• [Quoted passage]:
Does Emerald append information to the files that it will
write on the Samba share? Does it overwrite? How do you
manage a thing like that? Sed/Awk? Any examples that anyone
may know of?
To be a little bold with an opinion, I think that it is not
a very "clean" solution. I think that the ability to send
an E-mail to an Admin each time a user of particular service
is added/modified/deleted is more manageable (Yes, as manual
as it may be :) than the Samba thing (not that I'm opposed
to the solution). I guess that's probably skeptical opinion
since I haven't actually set things up to try it yet, but...
maybe I'm leading up to a feature request:
the least complex solution, that I can imagine, is a program
designed by and for Emerald, that operates on a port of a
UNIX machine. The program can accept requests from Emerald.
There could be a proprietary protocol with a username, password,
and maybe encryption. The program could be wrapped via inetd, so
that connections are accepted only from the IP address where
Emerald is running. In Emerald's definition of a service, there
could be a check box, maybe "Use Unix server", with a text box
to indicate the IP address of the Unix server. It could include
a mandatory shell (no telnet shell), allow/disallow FTP access
toggle switch, etc.) A Help button would reveal that you need
to download and compile such-and-such file from
ftp://such-and-such and read the docs contained in the archive.

• [Data block]:
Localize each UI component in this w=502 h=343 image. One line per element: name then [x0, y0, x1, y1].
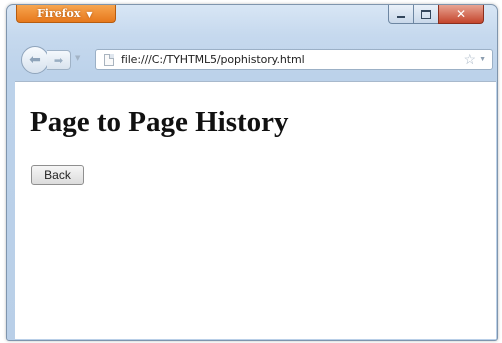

• [Directive A]: From the passage about Emerald, output the text that begins at the words "Does Emerald append" and stops after "it yet, but...".
• [Directive B]: In the passage about Emerald, what label is suggested for the check box in Emerald's definition of a service?
• [Directive C]: Resume the passage about Emerald from where it stops.

• [Task result A]:
Does Emerald append information to the files that it will
write on the Samba share? Does it overwrite? How do you
manage a thing like that? Sed/Awk? Any examples that anyone
may know of?
To be a little bold with an opinion, I think that it is not
a very "clean" solution. I think that the ability to send
an E-mail to an Admin each time a user of particular service
is added/modified/deleted is more manageable (Yes, as manual
as it may be :) than the Samba thing (not that I'm opposed
to the solution). I guess that's probably skeptical opinion
since I haven't actually set things up to try it yet, but...

• [Task result B]: "Use Unix server"

• [Task result C]:
?
*********** REPLY SEPARATOR ***********
On 7/7/99 at 2:59 PM Dale E. Reed Jr. wrote:
>Alexander Blauvelt wrote:
>>
>> > ADD login password accounttype expire ...
>> > DEL login
>> > PWD login password
>> >
>> > etc into that file, which you can then write a script to interpret
>> > and process. Usually ISPs already have a set of scripts they
>> > manually use, which they just need to write a front-end piece
>> > for.
>>
>> What would one do if they wanted just type of service for this to work
>> for?
>
>You go into the Emerald Admin, Accounting section and you can
>specify which service types have that external system. Then only
>those types will be sent (the rest are ignored).
>
>As a side note, the two files can go to two different unix machines,
>or you can use one as a log and one as the working file. You can
>also define multiple external systems to multiple servers (say for
>example you have to boxes, one does personal webs and one does
>commercial webs) you could create two service types and associate
>one to each external system.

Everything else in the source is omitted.